*RECORD LIST*
## START

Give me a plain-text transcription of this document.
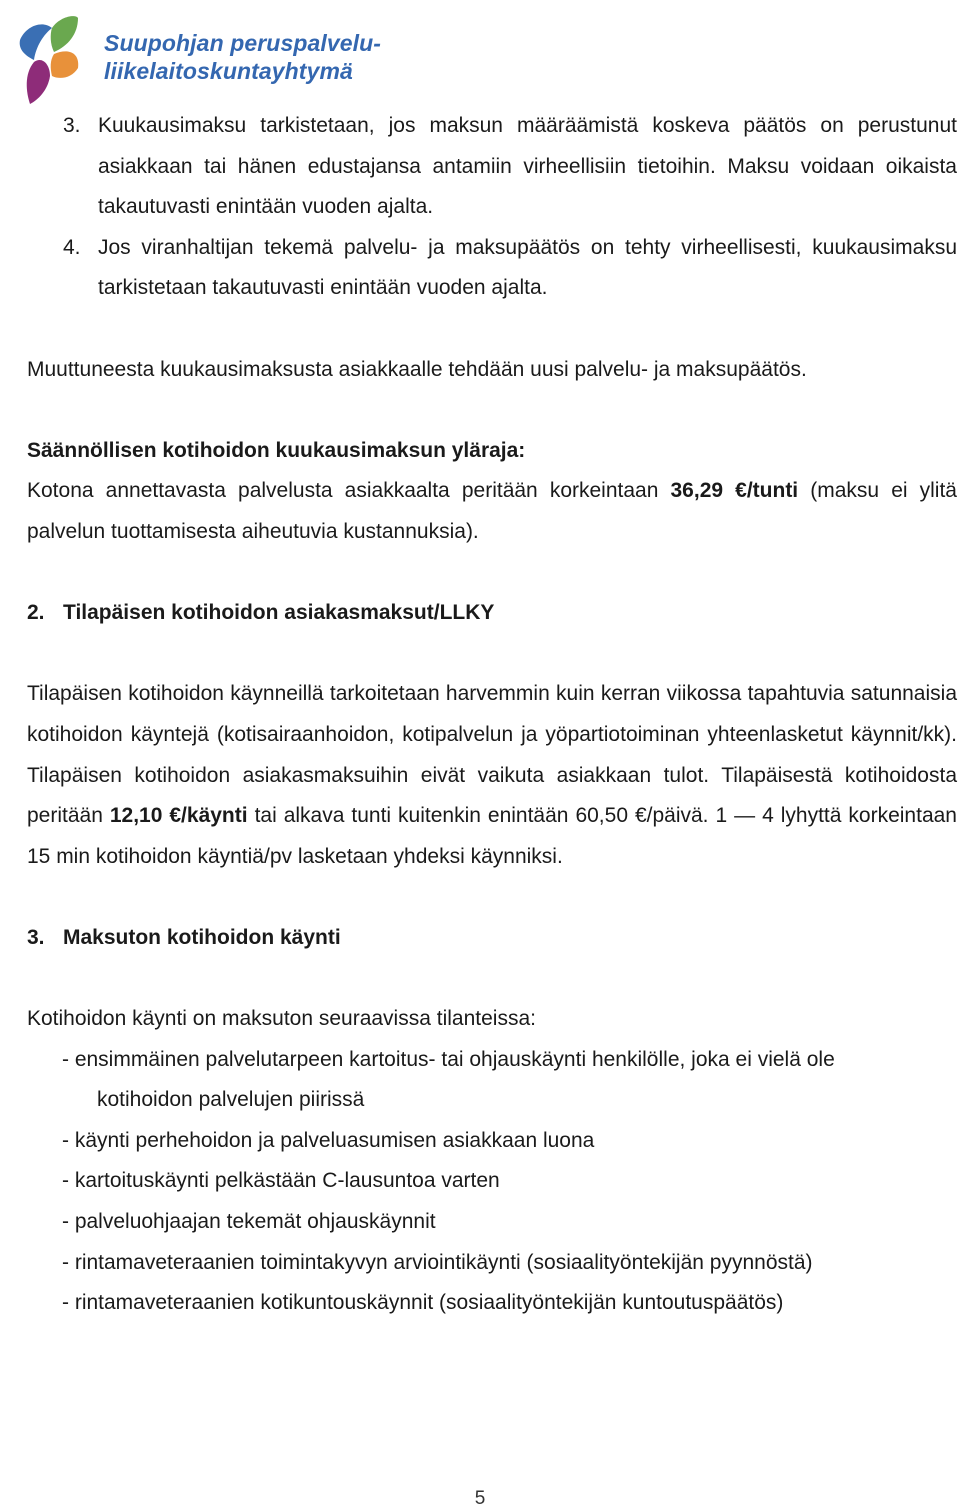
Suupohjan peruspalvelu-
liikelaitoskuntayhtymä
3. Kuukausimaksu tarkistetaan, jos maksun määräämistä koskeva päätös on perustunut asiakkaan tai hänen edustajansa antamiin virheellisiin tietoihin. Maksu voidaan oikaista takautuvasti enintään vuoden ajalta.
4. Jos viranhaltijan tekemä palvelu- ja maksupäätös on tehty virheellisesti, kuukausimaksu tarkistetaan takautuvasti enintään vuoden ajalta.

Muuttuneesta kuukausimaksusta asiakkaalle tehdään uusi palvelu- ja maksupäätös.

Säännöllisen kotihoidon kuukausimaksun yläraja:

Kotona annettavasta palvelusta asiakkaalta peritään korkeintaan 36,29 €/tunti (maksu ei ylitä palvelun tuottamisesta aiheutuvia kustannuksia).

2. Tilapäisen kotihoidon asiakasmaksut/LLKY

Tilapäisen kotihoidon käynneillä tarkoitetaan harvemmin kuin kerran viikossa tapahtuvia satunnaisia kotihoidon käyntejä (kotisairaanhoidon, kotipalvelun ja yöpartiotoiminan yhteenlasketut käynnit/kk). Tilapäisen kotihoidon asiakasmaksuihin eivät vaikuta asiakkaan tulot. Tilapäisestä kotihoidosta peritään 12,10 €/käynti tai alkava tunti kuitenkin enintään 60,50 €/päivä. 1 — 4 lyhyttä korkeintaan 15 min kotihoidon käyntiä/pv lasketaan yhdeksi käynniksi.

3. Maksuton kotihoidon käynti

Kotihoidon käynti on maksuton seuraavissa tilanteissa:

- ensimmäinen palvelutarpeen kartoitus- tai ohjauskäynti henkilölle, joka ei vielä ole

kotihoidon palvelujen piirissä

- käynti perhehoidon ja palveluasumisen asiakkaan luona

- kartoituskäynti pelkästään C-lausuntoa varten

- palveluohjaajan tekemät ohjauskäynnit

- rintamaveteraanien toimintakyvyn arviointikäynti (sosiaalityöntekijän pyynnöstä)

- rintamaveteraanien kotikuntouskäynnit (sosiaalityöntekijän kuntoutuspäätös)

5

## END

*GIVEN INSTRUCTION*
Without the pictures, retype the whole of the material above exactly.

*RESPONSE*
Give me a plain-text transcription of this document.
Suupohjan peruspalvelu-
liikelaitoskuntayhtymä
3. Kuukausimaksu tarkistetaan, jos maksun määräämistä koskeva päätös on perustunut asiakkaan tai hänen edustajansa antamiin virheellisiin tietoihin. Maksu voidaan oikaista takautuvasti enintään vuoden ajalta.
4. Jos viranhaltijan tekemä palvelu- ja maksupäätös on tehty virheellisesti, kuukausimaksu tarkistetaan takautuvasti enintään vuoden ajalta.

Muuttuneesta kuukausimaksusta asiakkaalle tehdään uusi palvelu- ja maksupäätös.

Säännöllisen kotihoidon kuukausimaksun yläraja:

Kotona annettavasta palvelusta asiakkaalta peritään korkeintaan 36,29 €/tunti (maksu ei ylitä palvelun tuottamisesta aiheutuvia kustannuksia).

2. Tilapäisen kotihoidon asiakasmaksut/LLKY

Tilapäisen kotihoidon käynneillä tarkoitetaan harvemmin kuin kerran viikossa tapahtuvia satunnaisia kotihoidon käyntejä (kotisairaanhoidon, kotipalvelun ja yöpartiotoiminan yhteenlasketut käynnit/kk). Tilapäisen kotihoidon asiakasmaksuihin eivät vaikuta asiakkaan tulot. Tilapäisestä kotihoidosta peritään 12,10 €/käynti tai alkava tunti kuitenkin enintään 60,50 €/päivä. 1 — 4 lyhyttä korkeintaan 15 min kotihoidon käyntiä/pv lasketaan yhdeksi käynniksi.

3. Maksuton kotihoidon käynti

Kotihoidon käynti on maksuton seuraavissa tilanteissa:

- ensimmäinen palvelutarpeen kartoitus- tai ohjauskäynti henkilölle, joka ei vielä ole

kotihoidon palvelujen piirissä

- käynti perhehoidon ja palveluasumisen asiakkaan luona

- kartoituskäynti pelkästään C-lausuntoa varten

- palveluohjaajan tekemät ohjauskäynnit

- rintamaveteraanien toimintakyvyn arviointikäynti (sosiaalityöntekijän pyynnöstä)

- rintamaveteraanien kotikuntouskäynnit (sosiaalityöntekijän kuntoutuspäätös)

5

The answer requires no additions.